[Given request]:
Extract, from the records beneath this instruction, each line that contains the word "values".

Entries with figure data
— START —
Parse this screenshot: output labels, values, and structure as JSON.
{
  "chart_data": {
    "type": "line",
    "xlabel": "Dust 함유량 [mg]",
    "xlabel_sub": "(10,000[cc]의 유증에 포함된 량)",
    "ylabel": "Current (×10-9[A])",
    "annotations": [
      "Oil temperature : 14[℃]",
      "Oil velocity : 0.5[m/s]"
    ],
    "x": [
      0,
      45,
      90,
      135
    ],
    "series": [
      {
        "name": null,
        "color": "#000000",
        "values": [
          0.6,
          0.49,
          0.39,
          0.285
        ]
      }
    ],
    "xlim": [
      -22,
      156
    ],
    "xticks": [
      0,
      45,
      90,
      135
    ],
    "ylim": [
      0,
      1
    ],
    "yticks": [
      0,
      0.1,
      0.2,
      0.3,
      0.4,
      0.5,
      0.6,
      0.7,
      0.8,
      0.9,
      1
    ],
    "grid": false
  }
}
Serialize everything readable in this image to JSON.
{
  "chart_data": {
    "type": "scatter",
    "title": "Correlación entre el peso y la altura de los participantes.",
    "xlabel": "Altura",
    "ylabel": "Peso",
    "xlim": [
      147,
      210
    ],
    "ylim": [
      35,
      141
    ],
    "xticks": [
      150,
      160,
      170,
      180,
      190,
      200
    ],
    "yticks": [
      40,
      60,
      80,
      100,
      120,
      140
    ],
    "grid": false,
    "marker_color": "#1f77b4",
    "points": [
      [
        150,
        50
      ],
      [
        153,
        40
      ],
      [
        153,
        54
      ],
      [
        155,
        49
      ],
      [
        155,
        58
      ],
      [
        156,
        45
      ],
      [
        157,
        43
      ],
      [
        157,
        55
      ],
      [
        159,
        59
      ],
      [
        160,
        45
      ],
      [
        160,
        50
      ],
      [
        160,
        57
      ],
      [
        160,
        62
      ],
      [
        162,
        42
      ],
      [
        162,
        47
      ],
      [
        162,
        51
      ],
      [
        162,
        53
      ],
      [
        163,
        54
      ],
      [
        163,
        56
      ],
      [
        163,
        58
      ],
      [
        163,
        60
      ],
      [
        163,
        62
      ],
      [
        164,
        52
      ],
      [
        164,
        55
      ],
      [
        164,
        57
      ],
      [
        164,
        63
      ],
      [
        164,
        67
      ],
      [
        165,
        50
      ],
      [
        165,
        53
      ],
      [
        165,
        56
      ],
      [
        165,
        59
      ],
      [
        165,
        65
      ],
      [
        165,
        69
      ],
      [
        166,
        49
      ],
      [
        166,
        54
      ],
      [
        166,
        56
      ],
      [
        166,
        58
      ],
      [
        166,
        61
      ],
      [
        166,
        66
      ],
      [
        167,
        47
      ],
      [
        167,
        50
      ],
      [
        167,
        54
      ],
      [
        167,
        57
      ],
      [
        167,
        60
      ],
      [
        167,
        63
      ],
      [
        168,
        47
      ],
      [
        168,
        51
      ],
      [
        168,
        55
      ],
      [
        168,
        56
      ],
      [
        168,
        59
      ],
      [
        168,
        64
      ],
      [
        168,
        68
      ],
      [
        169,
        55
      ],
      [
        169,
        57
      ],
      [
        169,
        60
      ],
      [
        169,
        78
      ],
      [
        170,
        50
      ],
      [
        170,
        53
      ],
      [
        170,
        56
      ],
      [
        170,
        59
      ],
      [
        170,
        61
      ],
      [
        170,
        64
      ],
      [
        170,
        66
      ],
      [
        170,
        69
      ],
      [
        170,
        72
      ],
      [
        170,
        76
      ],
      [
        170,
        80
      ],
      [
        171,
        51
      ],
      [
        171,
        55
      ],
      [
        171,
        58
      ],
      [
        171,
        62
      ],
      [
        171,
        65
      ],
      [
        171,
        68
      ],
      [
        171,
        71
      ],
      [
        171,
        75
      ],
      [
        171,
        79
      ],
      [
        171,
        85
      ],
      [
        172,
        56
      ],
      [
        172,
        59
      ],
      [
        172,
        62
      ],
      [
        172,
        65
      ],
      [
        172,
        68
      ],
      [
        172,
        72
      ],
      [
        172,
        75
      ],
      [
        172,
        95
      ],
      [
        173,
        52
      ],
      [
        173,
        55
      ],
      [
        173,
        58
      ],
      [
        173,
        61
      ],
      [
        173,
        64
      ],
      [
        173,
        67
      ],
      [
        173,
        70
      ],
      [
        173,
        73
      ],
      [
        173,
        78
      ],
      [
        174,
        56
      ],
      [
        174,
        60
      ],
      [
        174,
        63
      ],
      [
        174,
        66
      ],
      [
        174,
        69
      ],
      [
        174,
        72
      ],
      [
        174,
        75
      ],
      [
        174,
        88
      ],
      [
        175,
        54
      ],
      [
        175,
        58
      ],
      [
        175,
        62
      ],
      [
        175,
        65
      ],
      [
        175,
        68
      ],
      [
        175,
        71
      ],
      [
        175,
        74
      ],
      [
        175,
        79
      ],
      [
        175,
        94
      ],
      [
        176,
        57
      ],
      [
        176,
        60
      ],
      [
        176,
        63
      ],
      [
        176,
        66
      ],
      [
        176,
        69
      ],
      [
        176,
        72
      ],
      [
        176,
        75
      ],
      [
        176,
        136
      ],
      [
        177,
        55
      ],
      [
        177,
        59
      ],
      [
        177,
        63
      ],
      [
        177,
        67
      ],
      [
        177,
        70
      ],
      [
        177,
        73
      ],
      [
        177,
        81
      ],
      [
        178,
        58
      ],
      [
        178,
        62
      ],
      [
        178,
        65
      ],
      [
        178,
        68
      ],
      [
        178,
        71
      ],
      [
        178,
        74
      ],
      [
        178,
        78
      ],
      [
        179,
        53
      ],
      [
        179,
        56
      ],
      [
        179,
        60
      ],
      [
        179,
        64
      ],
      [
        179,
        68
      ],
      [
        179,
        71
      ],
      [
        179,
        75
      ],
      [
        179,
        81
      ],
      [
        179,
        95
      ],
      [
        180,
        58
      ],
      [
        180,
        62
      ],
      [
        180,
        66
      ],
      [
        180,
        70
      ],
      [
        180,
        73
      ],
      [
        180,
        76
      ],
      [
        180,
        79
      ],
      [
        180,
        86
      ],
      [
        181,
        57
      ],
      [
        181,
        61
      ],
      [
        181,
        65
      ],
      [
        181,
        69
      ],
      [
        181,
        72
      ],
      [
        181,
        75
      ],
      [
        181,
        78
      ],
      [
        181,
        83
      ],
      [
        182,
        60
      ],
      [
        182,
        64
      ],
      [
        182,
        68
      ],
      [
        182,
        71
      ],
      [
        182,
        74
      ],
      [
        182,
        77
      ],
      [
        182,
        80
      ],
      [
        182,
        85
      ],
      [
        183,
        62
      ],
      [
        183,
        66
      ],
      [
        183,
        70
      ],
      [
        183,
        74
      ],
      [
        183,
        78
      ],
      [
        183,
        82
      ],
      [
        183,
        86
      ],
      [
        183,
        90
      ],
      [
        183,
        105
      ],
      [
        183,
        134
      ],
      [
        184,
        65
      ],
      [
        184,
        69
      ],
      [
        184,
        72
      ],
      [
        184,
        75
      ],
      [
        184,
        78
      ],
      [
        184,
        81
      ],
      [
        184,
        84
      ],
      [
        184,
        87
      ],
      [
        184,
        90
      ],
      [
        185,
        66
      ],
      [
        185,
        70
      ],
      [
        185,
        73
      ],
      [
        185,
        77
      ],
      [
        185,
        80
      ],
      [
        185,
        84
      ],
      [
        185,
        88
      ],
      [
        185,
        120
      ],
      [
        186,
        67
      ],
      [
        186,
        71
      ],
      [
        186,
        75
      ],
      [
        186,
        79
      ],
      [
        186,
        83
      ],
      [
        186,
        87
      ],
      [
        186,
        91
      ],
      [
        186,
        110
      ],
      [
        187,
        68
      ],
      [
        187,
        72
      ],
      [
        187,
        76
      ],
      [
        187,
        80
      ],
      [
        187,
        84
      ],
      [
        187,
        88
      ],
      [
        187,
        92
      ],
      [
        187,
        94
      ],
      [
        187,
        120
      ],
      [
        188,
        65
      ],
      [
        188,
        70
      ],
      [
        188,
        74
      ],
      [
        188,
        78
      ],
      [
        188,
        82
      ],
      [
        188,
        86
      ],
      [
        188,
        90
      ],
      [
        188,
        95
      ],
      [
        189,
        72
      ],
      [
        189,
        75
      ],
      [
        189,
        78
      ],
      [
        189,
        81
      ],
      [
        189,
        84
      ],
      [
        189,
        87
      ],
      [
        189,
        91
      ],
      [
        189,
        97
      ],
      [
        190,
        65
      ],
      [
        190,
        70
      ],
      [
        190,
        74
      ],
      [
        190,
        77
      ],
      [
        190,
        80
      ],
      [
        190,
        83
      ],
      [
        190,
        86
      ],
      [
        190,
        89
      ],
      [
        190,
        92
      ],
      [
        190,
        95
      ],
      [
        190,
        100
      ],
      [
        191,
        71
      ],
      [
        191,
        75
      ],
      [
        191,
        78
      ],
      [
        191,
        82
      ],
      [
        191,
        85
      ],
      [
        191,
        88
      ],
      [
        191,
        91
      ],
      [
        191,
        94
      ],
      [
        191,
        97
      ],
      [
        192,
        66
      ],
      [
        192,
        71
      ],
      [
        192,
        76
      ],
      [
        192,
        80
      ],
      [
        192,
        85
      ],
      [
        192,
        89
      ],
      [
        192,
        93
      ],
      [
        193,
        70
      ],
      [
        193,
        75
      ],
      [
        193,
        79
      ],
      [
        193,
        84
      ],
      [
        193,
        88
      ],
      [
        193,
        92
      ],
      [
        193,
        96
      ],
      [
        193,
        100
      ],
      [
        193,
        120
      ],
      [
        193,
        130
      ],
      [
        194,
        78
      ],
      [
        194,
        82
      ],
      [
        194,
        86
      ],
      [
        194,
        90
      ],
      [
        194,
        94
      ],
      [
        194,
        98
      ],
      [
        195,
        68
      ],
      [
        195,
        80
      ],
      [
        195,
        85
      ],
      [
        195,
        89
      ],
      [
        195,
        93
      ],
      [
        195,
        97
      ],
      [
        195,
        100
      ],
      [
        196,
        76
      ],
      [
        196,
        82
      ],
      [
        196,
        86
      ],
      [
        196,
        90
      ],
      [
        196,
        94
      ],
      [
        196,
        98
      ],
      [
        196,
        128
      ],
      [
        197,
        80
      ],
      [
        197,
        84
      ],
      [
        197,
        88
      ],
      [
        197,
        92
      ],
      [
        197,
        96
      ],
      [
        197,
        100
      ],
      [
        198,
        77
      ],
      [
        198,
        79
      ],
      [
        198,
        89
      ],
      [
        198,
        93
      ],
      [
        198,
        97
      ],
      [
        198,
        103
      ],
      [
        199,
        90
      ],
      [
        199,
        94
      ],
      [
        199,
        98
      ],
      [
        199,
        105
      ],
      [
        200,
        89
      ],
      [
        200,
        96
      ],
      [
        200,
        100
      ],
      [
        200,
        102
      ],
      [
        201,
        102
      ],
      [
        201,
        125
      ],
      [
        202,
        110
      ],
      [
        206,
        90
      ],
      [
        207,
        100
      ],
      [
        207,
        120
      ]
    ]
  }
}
— END —
[Complete output]:
Parse this screenshot: output labels, values, and structure as JSON.
        "values": [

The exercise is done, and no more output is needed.